## STORED DATA:

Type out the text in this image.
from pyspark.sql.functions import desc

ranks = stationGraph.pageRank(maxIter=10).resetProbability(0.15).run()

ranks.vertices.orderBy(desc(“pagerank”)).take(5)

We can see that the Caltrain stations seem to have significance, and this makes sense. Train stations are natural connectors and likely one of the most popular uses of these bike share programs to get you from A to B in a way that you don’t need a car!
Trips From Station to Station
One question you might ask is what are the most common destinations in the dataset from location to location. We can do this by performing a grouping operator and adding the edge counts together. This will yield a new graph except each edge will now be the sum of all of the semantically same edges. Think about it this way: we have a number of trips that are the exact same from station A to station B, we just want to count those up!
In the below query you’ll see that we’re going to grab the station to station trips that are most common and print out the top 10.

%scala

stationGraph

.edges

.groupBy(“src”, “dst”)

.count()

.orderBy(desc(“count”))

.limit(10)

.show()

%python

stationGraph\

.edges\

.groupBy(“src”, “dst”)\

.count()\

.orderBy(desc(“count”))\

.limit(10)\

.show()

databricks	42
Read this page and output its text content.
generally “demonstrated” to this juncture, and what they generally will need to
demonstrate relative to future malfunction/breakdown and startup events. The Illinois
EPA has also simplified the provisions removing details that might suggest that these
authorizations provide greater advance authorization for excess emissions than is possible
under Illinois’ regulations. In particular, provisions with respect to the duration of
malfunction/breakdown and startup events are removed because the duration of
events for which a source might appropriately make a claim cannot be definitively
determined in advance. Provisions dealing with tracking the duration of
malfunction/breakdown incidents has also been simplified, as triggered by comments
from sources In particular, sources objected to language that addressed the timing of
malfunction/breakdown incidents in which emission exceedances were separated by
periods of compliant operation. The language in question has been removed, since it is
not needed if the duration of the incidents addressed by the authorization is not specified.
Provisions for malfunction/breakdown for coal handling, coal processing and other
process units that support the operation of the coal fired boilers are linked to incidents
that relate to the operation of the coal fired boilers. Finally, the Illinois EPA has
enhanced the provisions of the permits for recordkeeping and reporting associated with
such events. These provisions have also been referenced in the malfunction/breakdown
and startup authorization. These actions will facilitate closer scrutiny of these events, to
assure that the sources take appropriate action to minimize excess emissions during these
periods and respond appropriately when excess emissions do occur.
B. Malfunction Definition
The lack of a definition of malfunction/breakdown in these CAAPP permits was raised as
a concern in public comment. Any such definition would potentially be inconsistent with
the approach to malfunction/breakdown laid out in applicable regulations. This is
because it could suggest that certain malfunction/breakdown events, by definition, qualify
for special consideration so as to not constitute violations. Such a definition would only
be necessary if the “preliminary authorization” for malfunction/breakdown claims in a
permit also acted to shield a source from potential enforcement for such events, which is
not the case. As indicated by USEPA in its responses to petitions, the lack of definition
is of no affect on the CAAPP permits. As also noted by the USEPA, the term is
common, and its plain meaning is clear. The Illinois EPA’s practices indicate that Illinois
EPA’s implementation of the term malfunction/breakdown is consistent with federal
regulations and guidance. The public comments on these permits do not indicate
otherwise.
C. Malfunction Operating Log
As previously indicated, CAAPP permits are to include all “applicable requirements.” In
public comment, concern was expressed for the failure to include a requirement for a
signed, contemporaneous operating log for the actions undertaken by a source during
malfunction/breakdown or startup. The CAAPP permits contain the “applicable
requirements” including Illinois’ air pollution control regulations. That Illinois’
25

## TO DO:
Scan the material above for the string "orderBy" and return the lines that hold it.

## TASK RESULT:
ranks.vertices.orderBy(desc(“pagerank”)).take(5)
.orderBy(desc(“count”))
.orderBy(desc(“count”))\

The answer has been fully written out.